## [Objective]
Extract each line bearing the word "sangue".

----

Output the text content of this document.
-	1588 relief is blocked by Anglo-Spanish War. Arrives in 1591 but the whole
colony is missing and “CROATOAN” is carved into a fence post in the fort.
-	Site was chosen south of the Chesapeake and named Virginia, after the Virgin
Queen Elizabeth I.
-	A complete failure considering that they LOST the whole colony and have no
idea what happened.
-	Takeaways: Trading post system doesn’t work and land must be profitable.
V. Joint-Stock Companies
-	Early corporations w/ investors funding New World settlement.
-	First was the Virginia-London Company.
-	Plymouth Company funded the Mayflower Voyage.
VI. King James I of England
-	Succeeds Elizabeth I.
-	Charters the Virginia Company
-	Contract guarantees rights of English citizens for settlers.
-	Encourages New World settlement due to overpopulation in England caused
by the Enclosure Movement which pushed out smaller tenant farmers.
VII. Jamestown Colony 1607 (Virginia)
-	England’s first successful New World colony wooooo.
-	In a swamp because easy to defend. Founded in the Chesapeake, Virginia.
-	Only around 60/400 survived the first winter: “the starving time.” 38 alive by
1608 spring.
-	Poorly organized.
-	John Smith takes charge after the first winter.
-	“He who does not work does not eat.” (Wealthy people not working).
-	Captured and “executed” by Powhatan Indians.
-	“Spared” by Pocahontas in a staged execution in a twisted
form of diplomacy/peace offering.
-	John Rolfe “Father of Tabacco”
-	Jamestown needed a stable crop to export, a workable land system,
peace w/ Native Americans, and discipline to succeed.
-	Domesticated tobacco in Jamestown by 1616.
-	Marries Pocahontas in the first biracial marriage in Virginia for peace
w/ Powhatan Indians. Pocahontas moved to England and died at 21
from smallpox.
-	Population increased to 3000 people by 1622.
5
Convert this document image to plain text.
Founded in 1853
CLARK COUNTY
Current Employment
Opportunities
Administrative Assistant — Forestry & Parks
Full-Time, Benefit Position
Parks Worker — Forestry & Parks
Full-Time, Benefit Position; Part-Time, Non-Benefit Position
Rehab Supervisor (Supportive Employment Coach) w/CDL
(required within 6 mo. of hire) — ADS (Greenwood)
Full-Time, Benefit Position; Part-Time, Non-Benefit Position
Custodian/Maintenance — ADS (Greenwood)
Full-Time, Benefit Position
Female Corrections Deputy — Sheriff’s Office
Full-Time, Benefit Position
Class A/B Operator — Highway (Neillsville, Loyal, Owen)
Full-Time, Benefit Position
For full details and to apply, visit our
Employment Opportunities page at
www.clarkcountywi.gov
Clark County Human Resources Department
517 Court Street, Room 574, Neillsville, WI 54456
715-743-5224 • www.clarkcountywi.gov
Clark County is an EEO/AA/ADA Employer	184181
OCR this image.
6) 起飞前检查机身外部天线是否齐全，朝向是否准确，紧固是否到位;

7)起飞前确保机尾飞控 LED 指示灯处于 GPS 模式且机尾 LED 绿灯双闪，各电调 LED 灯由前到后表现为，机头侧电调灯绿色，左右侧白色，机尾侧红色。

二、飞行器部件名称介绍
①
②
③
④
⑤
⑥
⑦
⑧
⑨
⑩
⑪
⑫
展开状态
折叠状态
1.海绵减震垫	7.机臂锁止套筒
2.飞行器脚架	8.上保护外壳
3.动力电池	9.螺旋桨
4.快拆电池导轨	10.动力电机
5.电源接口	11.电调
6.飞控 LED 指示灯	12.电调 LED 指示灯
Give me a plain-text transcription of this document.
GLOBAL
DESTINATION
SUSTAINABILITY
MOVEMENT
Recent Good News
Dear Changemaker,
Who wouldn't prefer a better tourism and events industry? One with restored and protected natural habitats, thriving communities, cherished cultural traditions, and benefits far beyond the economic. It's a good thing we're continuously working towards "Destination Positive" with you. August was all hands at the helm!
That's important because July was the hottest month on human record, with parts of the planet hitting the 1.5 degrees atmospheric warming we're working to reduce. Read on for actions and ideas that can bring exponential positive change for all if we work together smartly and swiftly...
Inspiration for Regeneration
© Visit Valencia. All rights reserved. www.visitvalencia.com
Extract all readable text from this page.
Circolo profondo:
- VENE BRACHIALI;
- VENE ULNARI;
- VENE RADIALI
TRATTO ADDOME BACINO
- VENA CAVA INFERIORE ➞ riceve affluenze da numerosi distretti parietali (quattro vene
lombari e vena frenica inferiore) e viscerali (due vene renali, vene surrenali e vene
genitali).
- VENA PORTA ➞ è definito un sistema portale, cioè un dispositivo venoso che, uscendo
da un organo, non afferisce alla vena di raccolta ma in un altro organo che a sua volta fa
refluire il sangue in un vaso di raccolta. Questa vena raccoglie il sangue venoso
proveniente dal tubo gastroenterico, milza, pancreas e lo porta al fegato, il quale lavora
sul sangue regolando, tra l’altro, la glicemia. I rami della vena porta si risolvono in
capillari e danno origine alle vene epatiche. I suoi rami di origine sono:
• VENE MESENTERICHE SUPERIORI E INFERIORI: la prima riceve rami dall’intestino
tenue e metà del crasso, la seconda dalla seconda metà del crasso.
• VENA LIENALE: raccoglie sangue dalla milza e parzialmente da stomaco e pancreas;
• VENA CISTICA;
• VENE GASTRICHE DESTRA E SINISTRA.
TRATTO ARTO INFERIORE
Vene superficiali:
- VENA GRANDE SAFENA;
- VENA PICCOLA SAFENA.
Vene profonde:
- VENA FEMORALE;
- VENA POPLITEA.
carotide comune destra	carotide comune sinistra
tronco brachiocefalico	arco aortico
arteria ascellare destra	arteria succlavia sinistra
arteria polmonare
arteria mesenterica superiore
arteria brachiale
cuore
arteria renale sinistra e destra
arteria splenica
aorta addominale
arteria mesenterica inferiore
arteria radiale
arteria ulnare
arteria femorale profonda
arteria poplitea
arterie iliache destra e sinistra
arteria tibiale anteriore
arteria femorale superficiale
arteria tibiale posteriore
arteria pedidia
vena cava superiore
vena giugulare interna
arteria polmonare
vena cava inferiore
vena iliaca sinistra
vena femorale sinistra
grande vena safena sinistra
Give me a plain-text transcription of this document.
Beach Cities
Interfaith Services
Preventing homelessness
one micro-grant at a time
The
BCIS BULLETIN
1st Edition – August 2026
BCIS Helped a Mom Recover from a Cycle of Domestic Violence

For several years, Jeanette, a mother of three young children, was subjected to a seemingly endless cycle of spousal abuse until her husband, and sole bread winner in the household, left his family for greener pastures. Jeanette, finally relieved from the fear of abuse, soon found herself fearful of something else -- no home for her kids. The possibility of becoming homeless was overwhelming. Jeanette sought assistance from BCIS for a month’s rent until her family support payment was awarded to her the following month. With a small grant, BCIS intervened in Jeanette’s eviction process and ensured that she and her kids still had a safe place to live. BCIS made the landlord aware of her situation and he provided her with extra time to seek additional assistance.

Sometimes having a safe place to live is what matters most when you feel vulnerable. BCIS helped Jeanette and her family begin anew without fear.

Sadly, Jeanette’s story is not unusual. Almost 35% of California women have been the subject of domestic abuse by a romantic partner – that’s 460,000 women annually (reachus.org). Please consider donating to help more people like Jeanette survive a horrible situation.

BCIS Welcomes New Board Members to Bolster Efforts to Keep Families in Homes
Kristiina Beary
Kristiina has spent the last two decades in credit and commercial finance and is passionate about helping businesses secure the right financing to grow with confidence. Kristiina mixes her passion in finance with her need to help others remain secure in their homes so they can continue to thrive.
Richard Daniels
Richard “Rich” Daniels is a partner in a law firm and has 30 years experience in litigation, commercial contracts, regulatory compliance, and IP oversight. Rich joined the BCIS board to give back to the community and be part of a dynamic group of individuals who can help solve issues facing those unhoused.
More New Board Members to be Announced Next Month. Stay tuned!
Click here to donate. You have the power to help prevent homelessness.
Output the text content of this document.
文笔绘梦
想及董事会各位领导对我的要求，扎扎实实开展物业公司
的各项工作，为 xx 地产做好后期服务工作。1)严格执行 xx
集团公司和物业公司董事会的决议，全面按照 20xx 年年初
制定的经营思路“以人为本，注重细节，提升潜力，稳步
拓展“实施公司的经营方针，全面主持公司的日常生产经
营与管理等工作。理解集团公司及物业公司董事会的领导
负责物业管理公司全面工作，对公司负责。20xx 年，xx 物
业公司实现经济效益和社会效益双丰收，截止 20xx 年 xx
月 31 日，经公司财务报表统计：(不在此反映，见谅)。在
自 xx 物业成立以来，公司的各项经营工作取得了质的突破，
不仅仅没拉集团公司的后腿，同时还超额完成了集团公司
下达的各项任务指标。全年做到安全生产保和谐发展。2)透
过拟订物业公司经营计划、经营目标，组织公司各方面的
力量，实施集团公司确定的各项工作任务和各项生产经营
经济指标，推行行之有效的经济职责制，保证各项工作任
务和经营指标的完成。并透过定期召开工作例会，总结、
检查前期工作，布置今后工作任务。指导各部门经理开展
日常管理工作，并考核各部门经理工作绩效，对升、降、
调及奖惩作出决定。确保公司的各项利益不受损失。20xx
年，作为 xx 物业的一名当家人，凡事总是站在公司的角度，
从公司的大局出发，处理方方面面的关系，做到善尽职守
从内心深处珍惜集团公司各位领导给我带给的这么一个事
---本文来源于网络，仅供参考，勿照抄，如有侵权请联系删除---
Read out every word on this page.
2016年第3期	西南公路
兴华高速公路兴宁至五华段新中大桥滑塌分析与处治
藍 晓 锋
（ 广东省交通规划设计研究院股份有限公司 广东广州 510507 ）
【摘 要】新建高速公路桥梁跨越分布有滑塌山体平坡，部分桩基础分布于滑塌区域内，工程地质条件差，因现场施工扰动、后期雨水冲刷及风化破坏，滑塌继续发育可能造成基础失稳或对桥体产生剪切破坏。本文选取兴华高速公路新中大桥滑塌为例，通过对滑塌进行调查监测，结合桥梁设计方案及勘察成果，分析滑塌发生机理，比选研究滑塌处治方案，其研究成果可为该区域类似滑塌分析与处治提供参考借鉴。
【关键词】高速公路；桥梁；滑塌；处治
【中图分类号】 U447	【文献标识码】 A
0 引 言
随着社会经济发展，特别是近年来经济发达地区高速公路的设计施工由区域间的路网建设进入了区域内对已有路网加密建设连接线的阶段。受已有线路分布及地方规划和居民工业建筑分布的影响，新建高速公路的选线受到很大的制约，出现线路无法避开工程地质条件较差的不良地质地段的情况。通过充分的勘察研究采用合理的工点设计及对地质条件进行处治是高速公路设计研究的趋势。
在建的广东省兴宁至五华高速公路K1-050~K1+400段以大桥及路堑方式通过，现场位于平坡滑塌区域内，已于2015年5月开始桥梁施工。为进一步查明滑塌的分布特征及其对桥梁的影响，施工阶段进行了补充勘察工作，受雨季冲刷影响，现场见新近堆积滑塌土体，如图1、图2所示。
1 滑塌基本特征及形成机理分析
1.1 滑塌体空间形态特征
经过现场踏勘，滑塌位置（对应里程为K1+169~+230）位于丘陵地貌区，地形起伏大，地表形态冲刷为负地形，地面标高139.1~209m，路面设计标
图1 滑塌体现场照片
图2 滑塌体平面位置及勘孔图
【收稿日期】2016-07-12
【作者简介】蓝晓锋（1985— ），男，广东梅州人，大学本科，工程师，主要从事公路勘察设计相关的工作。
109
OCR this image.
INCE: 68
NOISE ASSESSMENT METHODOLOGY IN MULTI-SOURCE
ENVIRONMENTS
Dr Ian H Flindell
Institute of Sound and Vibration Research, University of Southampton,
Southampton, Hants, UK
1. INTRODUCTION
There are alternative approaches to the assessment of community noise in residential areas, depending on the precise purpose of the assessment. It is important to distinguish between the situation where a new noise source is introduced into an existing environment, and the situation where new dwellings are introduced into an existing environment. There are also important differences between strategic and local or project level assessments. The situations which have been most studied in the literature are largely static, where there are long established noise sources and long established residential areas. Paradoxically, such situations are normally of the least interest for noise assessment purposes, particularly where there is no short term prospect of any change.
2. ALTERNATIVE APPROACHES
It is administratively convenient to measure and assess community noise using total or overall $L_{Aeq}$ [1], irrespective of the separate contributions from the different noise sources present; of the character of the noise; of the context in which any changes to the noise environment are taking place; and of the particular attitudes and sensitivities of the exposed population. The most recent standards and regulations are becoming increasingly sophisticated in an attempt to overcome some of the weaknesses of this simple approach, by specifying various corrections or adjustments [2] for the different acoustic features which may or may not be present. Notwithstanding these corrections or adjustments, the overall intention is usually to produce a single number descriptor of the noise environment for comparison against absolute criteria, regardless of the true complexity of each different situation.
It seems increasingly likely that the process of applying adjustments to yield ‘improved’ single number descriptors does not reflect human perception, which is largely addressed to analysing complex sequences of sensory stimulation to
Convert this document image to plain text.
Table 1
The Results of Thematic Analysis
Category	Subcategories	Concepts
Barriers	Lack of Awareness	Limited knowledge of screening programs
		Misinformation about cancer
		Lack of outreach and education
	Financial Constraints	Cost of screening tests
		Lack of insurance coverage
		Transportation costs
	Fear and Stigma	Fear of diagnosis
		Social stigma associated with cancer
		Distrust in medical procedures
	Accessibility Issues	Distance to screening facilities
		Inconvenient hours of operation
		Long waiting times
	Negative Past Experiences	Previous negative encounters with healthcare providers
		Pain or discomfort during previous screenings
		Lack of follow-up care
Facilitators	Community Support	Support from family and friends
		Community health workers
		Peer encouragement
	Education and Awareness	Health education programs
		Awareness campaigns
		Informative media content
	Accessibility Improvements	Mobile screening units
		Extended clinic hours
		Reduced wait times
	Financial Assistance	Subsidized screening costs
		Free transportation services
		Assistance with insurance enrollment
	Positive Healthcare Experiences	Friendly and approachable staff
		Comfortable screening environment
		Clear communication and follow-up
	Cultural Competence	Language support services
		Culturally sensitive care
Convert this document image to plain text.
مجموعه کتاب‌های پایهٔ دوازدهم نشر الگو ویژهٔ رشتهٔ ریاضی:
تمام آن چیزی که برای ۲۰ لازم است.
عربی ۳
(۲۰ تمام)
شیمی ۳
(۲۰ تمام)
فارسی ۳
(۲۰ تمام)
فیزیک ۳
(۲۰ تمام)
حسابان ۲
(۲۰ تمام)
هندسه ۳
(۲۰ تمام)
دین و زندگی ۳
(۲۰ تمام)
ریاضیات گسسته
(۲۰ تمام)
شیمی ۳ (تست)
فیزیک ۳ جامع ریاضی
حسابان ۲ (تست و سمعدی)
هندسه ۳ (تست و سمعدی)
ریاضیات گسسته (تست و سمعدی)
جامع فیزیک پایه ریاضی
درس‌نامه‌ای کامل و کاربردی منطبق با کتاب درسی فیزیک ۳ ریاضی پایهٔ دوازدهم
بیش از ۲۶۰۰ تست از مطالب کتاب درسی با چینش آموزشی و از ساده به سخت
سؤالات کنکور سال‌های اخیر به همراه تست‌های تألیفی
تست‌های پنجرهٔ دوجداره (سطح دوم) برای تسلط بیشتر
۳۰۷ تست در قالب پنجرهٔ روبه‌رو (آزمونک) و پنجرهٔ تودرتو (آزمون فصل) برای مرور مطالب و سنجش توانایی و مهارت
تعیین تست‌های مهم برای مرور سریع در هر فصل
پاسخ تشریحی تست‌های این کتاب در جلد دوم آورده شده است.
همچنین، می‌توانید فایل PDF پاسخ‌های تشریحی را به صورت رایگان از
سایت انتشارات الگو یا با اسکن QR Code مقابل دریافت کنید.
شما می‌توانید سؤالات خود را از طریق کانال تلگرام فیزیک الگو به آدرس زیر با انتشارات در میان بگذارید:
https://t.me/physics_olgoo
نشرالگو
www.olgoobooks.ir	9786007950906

----

## [Correct response]
refluire il sangue in un vaso di raccolta. Questa vena raccoglie il sangue venoso
sul sangue regolando, tra l’altro, la glicemia. I rami della vena porta si risolvono in
• VENA LIENALE: raccoglie sangue dalla milza e parzialmente da stomaco e pancreas;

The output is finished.